Task inputs:
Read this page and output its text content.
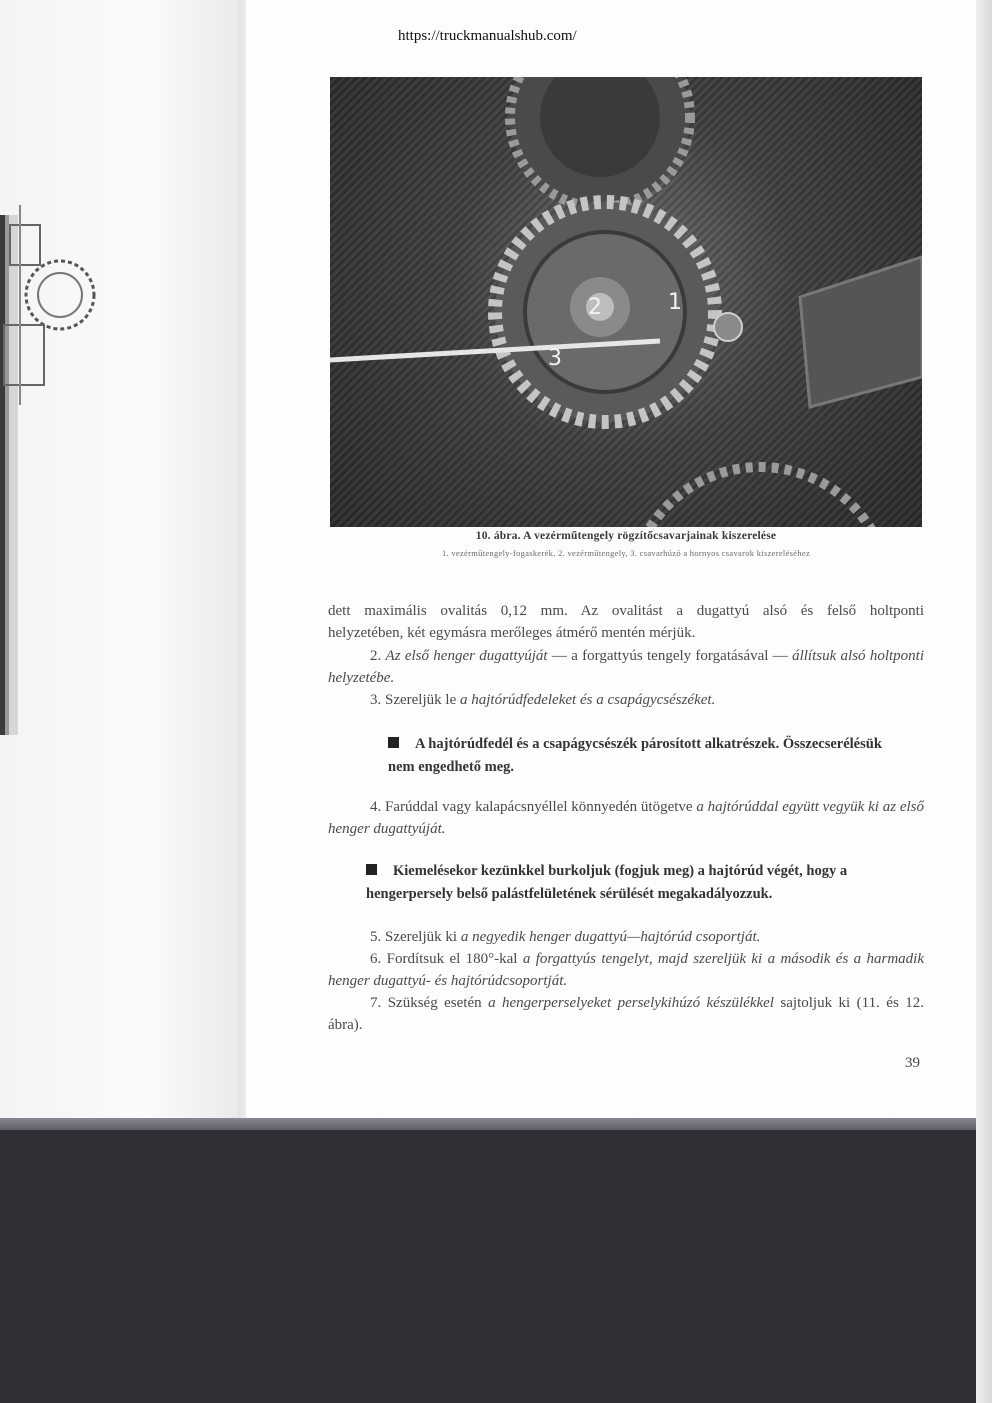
https://truckmanualshub.com/
1
2
3
10. ábra. A vezérműtengely rögzítőcsavarjainak kiszerelése
1. vezérműtengely-fogaskerék, 2. vezérműtengely, 3. csavarhúzó a hornyos csavarok kiszereléséhez

dett maximális ovalitás 0,12 mm. Az ovalitást a dugattyú alsó és felső holtponti

helyzetében, két egymásra merőleges átmérő mentén mérjük.

2. Az első henger dugattyúját — a forgattyús tengely forgatásával — állítsuk alsó holtponti helyzetébe.

3. Szereljük le a hajtórúdfedeleket és a csapágycsészéket.

A hajtórúdfedél és a csapágycsészék párosított alkatrészek. Összecserélésük nem engedhető meg.

4. Farúddal vagy kalapácsnyéllel könnyedén ütögetve a hajtórúddal együtt vegyük ki az első henger dugattyúját.

Kiemelésekor kezünkkel burkoljuk (fogjuk meg) a hajtórúd végét, hogy a hengerpersely belső palástfelületének sérülését megakadályozzuk.

5. Szereljük ki a negyedik henger dugattyú—hajtórúd csoportját.

6. Fordítsuk el 180°-kal a forgattyús tengelyt, majd szereljük ki a második és a harmadik henger dugattyú- és hajtórúdcsoportját.

7. Szükség esetén a hengerperselyeket perselykihúzó készülékkel sajtoljuk ki (11. és 12. ábra).

39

Directions:
Each record above must be returned exactly as written, with its pictures omitted.

Full answer:
Read this page and output its text content.
https://truckmanualshub.com/
1
2
3
10. ábra. A vezérműtengely rögzítőcsavarjainak kiszerelése
1. vezérműtengely-fogaskerék, 2. vezérműtengely, 3. csavarhúzó a hornyos csavarok kiszereléséhez

dett maximális ovalitás 0,12 mm. Az ovalitást a dugattyú alsó és felső holtponti

helyzetében, két egymásra merőleges átmérő mentén mérjük.

2. Az első henger dugattyúját — a forgattyús tengely forgatásával — állítsuk alsó holtponti helyzetébe.

3. Szereljük le a hajtórúdfedeleket és a csapágycsészéket.

A hajtórúdfedél és a csapágycsészék párosított alkatrészek. Összecserélésük nem engedhető meg.

4. Farúddal vagy kalapácsnyéllel könnyedén ütögetve a hajtórúddal együtt vegyük ki az első henger dugattyúját.

Kiemelésekor kezünkkel burkoljuk (fogjuk meg) a hajtórúd végét, hogy a hengerpersely belső palástfelületének sérülését megakadályozzuk.

5. Szereljük ki a negyedik henger dugattyú—hajtórúd csoportját.

6. Fordítsuk el 180°-kal a forgattyús tengelyt, majd szereljük ki a második és a harmadik henger dugattyú- és hajtórúdcsoportját.

7. Szükség esetén a hengerperselyeket perselykihúzó készülékkel sajtoljuk ki (11. és 12. ábra).

39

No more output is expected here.